Task input
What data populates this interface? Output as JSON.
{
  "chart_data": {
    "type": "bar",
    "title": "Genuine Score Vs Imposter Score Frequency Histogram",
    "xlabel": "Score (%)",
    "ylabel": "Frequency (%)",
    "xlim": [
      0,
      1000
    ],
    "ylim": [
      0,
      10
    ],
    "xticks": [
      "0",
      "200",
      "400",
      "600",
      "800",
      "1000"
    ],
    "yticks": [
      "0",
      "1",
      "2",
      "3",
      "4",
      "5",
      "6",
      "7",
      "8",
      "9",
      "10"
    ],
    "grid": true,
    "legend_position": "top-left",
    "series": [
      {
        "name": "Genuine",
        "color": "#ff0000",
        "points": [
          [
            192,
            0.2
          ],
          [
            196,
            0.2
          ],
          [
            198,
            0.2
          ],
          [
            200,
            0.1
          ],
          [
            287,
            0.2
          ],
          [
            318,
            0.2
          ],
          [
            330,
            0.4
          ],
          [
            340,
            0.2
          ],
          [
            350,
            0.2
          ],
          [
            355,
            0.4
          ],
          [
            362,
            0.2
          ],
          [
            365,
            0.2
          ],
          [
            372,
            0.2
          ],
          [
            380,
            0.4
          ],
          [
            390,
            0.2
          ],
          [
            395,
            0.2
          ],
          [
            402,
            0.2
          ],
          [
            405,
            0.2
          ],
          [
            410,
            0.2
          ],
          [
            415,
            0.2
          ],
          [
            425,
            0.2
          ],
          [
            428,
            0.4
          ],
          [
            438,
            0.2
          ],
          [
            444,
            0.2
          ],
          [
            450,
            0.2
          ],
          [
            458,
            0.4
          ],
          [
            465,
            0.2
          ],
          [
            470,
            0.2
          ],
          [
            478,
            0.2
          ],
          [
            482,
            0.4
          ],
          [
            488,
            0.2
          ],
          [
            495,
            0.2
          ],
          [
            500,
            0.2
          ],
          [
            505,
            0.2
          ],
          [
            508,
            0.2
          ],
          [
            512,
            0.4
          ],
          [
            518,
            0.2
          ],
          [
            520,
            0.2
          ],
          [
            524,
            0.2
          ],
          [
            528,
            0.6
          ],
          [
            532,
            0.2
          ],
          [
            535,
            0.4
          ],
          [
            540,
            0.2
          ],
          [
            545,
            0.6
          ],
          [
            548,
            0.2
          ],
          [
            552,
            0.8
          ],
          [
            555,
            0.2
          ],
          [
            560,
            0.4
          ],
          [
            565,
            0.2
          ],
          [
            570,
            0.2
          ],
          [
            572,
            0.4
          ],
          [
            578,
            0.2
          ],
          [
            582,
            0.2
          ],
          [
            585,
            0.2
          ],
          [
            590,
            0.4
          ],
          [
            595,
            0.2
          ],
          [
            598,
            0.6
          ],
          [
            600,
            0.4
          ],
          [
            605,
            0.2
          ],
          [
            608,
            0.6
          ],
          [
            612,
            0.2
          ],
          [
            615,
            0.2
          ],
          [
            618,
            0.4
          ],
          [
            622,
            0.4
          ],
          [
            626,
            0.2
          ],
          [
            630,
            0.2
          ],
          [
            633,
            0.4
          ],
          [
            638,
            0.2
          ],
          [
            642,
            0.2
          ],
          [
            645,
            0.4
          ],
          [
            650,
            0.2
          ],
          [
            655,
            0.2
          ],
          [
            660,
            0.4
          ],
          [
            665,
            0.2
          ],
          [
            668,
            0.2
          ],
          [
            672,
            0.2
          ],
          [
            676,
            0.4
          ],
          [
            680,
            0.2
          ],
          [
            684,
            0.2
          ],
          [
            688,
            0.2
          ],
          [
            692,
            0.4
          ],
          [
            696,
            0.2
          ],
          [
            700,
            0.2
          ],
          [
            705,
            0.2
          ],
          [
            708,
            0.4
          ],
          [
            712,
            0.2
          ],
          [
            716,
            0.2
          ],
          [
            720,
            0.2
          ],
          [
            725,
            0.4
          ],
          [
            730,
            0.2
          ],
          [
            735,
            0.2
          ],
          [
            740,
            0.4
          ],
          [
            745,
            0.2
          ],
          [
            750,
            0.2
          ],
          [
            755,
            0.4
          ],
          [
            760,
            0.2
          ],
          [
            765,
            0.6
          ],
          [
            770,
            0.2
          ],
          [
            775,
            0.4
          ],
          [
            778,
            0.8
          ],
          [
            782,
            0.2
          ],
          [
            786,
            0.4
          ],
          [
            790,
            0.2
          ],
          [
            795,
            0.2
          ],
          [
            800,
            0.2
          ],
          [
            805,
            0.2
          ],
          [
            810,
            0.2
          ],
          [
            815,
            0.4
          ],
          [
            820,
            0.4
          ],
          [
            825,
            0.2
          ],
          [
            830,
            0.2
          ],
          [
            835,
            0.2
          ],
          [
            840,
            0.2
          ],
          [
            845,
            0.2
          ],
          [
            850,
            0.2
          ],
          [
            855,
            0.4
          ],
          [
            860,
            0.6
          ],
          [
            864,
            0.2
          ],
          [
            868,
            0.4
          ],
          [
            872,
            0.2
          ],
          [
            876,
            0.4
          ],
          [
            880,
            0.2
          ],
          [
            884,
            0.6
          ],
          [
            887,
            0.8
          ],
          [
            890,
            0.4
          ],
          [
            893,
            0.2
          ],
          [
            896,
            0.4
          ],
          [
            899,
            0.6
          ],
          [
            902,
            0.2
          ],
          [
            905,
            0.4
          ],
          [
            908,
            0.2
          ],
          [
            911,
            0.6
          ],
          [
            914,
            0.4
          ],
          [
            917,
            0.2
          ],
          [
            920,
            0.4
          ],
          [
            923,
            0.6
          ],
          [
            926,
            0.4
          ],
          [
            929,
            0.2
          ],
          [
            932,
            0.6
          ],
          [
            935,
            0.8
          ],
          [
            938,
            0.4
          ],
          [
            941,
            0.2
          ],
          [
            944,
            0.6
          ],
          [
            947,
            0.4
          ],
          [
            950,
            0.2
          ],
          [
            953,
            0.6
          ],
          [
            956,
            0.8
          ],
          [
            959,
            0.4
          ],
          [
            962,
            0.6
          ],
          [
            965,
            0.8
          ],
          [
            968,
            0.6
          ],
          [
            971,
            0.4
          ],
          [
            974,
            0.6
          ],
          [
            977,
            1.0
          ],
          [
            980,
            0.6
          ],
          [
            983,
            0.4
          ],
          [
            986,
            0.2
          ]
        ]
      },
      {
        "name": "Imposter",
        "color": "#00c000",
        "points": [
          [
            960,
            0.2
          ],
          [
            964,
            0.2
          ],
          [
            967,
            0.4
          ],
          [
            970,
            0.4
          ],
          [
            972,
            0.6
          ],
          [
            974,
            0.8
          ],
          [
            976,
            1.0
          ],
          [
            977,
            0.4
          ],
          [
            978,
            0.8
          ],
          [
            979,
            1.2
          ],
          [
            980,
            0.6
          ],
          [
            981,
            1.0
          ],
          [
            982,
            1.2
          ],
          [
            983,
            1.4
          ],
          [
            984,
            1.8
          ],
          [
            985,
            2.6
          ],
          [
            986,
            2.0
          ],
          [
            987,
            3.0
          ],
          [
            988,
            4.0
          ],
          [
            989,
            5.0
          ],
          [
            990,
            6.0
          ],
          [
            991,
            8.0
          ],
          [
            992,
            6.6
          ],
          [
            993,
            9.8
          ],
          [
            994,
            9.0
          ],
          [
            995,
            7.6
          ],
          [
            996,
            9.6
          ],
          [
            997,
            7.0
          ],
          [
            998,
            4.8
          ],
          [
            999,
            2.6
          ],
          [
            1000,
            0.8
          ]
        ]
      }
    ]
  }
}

Stated exercise
Write out all the lines again, exactly as they are.

Answer below
What data populates this interface? Output as JSON.
{
  "chart_data": {
    "type": "bar",
    "title": "Genuine Score Vs Imposter Score Frequency Histogram",
    "xlabel": "Score (%)",
    "ylabel": "Frequency (%)",
    "xlim": [
      0,
      1000
    ],
    "ylim": [
      0,
      10
    ],
    "xticks": [
      "0",
      "200",
      "400",
      "600",
      "800",
      "1000"
    ],
    "yticks": [
      "0",
      "1",
      "2",
      "3",
      "4",
      "5",
      "6",
      "7",
      "8",
      "9",
      "10"
    ],
    "grid": true,
    "legend_position": "top-left",
    "series": [
      {
        "name": "Genuine",
        "color": "#ff0000",
        "points": [
          [
            192,
            0.2
          ],
          [
            196,
            0.2
          ],
          [
            198,
            0.2
          ],
          [
            200,
            0.1
          ],
          [
            287,
            0.2
          ],
          [
            318,
            0.2
          ],
          [
            330,
            0.4
          ],
          [
            340,
            0.2
          ],
          [
            350,
            0.2
          ],
          [
            355,
            0.4
          ],
          [
            362,
            0.2
          ],
          [
            365,
            0.2
          ],
          [
            372,
            0.2
          ],
          [
            380,
            0.4
          ],
          [
            390,
            0.2
          ],
          [
            395,
            0.2
          ],
          [
            402,
            0.2
          ],
          [
            405,
            0.2
          ],
          [
            410,
            0.2
          ],
          [
            415,
            0.2
          ],
          [
            425,
            0.2
          ],
          [
            428,
            0.4
          ],
          [
            438,
            0.2
          ],
          [
            444,
            0.2
          ],
          [
            450,
            0.2
          ],
          [
            458,
            0.4
          ],
          [
            465,
            0.2
          ],
          [
            470,
            0.2
          ],
          [
            478,
            0.2
          ],
          [
            482,
            0.4
          ],
          [
            488,
            0.2
          ],
          [
            495,
            0.2
          ],
          [
            500,
            0.2
          ],
          [
            505,
            0.2
          ],
          [
            508,
            0.2
          ],
          [
            512,
            0.4
          ],
          [
            518,
            0.2
          ],
          [
            520,
            0.2
          ],
          [
            524,
            0.2
          ],
          [
            528,
            0.6
          ],
          [
            532,
            0.2
          ],
          [
            535,
            0.4
          ],
          [
            540,
            0.2
          ],
          [
            545,
            0.6
          ],
          [
            548,
            0.2
          ],
          [
            552,
            0.8
          ],
          [
            555,
            0.2
          ],
          [
            560,
            0.4
          ],
          [
            565,
            0.2
          ],
          [
            570,
            0.2
          ],
          [
            572,
            0.4
          ],
          [
            578,
            0.2
          ],
          [
            582,
            0.2
          ],
          [
            585,
            0.2
          ],
          [
            590,
            0.4
          ],
          [
            595,
            0.2
          ],
          [
            598,
            0.6
          ],
          [
            600,
            0.4
          ],
          [
            605,
            0.2
          ],
          [
            608,
            0.6
          ],
          [
            612,
            0.2
          ],
          [
            615,
            0.2
          ],
          [
            618,
            0.4
          ],
          [
            622,
            0.4
          ],
          [
            626,
            0.2
          ],
          [
            630,
            0.2
          ],
          [
            633,
            0.4
          ],
          [
            638,
            0.2
          ],
          [
            642,
            0.2
          ],
          [
            645,
            0.4
          ],
          [
            650,
            0.2
          ],
          [
            655,
            0.2
          ],
          [
            660,
            0.4
          ],
          [
            665,
            0.2
          ],
          [
            668,
            0.2
          ],
          [
            672,
            0.2
          ],
          [
            676,
            0.4
          ],
          [
            680,
            0.2
          ],
          [
            684,
            0.2
          ],
          [
            688,
            0.2
          ],
          [
            692,
            0.4
          ],
          [
            696,
            0.2
          ],
          [
            700,
            0.2
          ],
          [
            705,
            0.2
          ],
          [
            708,
            0.4
          ],
          [
            712,
            0.2
          ],
          [
            716,
            0.2
          ],
          [
            720,
            0.2
          ],
          [
            725,
            0.4
          ],
          [
            730,
            0.2
          ],
          [
            735,
            0.2
          ],
          [
            740,
            0.4
          ],
          [
            745,
            0.2
          ],
          [
            750,
            0.2
          ],
          [
            755,
            0.4
          ],
          [
            760,
            0.2
          ],
          [
            765,
            0.6
          ],
          [
            770,
            0.2
          ],
          [
            775,
            0.4
          ],
          [
            778,
            0.8
          ],
          [
            782,
            0.2
          ],
          [
            786,
            0.4
          ],
          [
            790,
            0.2
          ],
          [
            795,
            0.2
          ],
          [
            800,
            0.2
          ],
          [
            805,
            0.2
          ],
          [
            810,
            0.2
          ],
          [
            815,
            0.4
          ],
          [
            820,
            0.4
          ],
          [
            825,
            0.2
          ],
          [
            830,
            0.2
          ],
          [
            835,
            0.2
          ],
          [
            840,
            0.2
          ],
          [
            845,
            0.2
          ],
          [
            850,
            0.2
          ],
          [
            855,
            0.4
          ],
          [
            860,
            0.6
          ],
          [
            864,
            0.2
          ],
          [
            868,
            0.4
          ],
          [
            872,
            0.2
          ],
          [
            876,
            0.4
          ],
          [
            880,
            0.2
          ],
          [
            884,
            0.6
          ],
          [
            887,
            0.8
          ],
          [
            890,
            0.4
          ],
          [
            893,
            0.2
          ],
          [
            896,
            0.4
          ],
          [
            899,
            0.6
          ],
          [
            902,
            0.2
          ],
          [
            905,
            0.4
          ],
          [
            908,
            0.2
          ],
          [
            911,
            0.6
          ],
          [
            914,
            0.4
          ],
          [
            917,
            0.2
          ],
          [
            920,
            0.4
          ],
          [
            923,
            0.6
          ],
          [
            926,
            0.4
          ],
          [
            929,
            0.2
          ],
          [
            932,
            0.6
          ],
          [
            935,
            0.8
          ],
          [
            938,
            0.4
          ],
          [
            941,
            0.2
          ],
          [
            944,
            0.6
          ],
          [
            947,
            0.4
          ],
          [
            950,
            0.2
          ],
          [
            953,
            0.6
          ],
          [
            956,
            0.8
          ],
          [
            959,
            0.4
          ],
          [
            962,
            0.6
          ],
          [
            965,
            0.8
          ],
          [
            968,
            0.6
          ],
          [
            971,
            0.4
          ],
          [
            974,
            0.6
          ],
          [
            977,
            1.0
          ],
          [
            980,
            0.6
          ],
          [
            983,
            0.4
          ],
          [
            986,
            0.2
          ]
        ]
      },
      {
        "name": "Imposter",
        "color": "#00c000",
        "points": [
          [
            960,
            0.2
          ],
          [
            964,
            0.2
          ],
          [
            967,
            0.4
          ],
          [
            970,
            0.4
          ],
          [
            972,
            0.6
          ],
          [
            974,
            0.8
          ],
          [
            976,
            1.0
          ],
          [
            977,
            0.4
          ],
          [
            978,
            0.8
          ],
          [
            979,
            1.2
          ],
          [
            980,
            0.6
          ],
          [
            981,
            1.0
          ],
          [
            982,
            1.2
          ],
          [
            983,
            1.4
          ],
          [
            984,
            1.8
          ],
          [
            985,
            2.6
          ],
          [
            986,
            2.0
          ],
          [
            987,
            3.0
          ],
          [
            988,
            4.0
          ],
          [
            989,
            5.0
          ],
          [
            990,
            6.0
          ],
          [
            991,
            8.0
          ],
          [
            992,
            6.6
          ],
          [
            993,
            9.8
          ],
          [
            994,
            9.0
          ],
          [
            995,
            7.6
          ],
          [
            996,
            9.6
          ],
          [
            997,
            7.0
          ],
          [
            998,
            4.8
          ],
          [
            999,
            2.6
          ],
          [
            1000,
            0.8
          ]
        ]
      }
    ]
  }
}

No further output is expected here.